Among the entries that follow, tally the lines with the string "layout". Give no more than the number.

- [Dataset records]:
"""

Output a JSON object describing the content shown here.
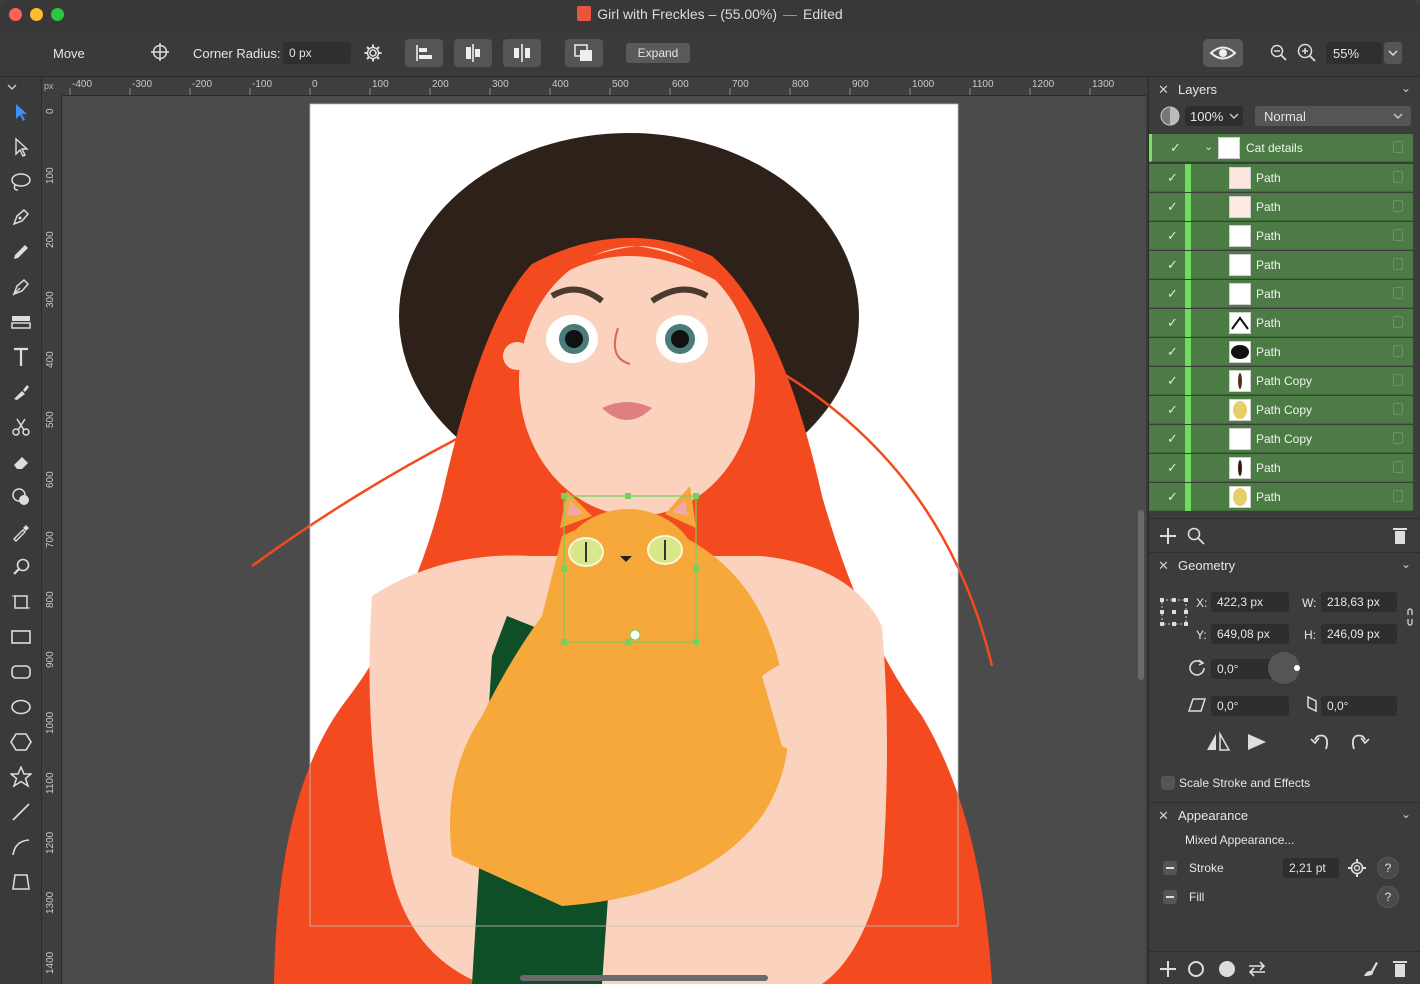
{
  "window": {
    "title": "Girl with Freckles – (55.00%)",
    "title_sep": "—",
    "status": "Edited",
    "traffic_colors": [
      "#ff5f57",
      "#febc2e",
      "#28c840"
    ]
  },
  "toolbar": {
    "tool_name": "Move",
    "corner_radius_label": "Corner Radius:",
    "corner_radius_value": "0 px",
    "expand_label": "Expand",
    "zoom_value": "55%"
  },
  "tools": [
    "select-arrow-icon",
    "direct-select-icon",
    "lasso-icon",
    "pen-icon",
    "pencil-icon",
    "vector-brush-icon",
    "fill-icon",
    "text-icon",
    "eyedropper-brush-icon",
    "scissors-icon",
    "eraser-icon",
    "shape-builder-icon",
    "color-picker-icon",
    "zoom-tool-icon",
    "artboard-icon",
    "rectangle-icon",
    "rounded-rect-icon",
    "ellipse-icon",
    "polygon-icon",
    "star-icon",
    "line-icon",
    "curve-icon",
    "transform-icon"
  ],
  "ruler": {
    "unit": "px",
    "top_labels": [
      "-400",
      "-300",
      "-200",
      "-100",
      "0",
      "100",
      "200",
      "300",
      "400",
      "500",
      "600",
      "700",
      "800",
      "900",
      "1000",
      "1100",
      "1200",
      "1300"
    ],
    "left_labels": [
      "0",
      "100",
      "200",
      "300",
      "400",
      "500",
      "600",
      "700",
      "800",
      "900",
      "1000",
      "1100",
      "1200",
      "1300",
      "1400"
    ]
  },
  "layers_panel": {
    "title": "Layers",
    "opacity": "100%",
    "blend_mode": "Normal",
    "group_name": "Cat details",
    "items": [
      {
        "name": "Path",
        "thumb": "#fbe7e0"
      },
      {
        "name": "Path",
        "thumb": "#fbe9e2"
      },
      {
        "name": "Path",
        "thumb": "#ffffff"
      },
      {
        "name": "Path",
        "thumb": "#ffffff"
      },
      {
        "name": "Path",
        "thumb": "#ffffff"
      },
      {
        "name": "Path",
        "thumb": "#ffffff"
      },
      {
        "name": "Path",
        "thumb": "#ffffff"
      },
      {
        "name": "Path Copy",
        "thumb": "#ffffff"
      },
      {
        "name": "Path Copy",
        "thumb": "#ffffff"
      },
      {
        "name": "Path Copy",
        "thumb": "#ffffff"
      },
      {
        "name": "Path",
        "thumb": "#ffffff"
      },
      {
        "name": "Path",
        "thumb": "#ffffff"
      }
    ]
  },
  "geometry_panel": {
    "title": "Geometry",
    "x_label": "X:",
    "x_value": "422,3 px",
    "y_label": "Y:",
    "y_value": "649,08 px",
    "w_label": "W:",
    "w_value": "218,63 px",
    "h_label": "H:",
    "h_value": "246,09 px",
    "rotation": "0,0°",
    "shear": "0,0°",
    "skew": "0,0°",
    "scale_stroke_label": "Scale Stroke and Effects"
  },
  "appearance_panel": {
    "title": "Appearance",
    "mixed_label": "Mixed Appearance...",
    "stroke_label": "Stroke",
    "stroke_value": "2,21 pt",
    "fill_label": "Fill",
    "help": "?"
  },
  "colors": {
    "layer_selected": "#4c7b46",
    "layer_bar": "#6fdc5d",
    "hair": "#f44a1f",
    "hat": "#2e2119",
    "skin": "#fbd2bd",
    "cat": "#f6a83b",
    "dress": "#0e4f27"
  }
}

"""
"""

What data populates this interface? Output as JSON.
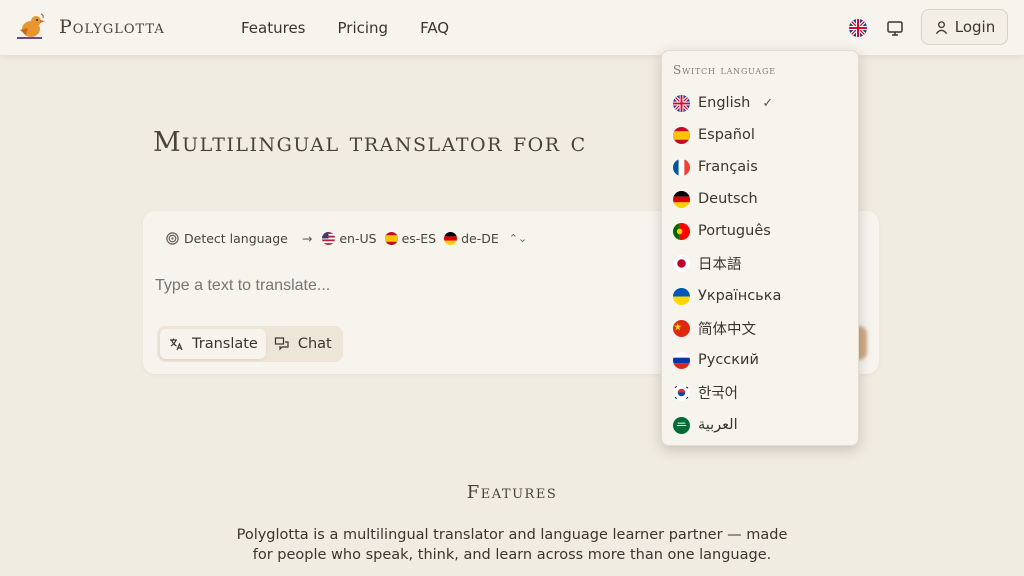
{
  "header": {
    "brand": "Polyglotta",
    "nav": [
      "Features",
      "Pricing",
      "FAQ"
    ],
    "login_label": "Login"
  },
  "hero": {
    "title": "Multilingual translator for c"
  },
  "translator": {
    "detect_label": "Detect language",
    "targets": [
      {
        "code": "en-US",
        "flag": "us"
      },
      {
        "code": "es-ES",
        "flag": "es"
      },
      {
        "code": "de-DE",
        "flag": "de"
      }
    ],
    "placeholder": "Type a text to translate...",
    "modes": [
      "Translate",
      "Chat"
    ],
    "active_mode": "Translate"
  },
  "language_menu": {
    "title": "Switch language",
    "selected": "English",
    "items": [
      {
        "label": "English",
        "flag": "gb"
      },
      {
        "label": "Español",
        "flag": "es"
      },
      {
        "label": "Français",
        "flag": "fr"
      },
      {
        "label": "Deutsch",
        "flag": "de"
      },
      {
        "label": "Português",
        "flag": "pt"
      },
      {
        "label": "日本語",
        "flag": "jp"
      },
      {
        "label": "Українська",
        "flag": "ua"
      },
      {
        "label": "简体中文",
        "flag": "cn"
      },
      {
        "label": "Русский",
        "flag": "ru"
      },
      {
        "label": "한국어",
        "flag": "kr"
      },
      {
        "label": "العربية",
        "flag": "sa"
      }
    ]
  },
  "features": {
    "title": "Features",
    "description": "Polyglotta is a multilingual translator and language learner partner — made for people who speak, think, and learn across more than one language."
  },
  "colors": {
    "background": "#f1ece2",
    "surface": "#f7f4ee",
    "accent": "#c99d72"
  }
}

"""
"""

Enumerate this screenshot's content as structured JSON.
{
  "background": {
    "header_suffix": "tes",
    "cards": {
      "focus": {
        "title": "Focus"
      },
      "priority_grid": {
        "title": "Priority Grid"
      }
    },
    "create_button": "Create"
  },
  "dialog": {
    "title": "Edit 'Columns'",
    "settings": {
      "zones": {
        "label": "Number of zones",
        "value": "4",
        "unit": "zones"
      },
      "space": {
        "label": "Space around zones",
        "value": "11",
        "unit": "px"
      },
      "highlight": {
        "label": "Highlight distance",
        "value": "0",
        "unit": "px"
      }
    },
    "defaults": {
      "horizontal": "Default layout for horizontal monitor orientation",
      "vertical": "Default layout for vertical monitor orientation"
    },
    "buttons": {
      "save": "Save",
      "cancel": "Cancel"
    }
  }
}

"""

- [The reply]:
2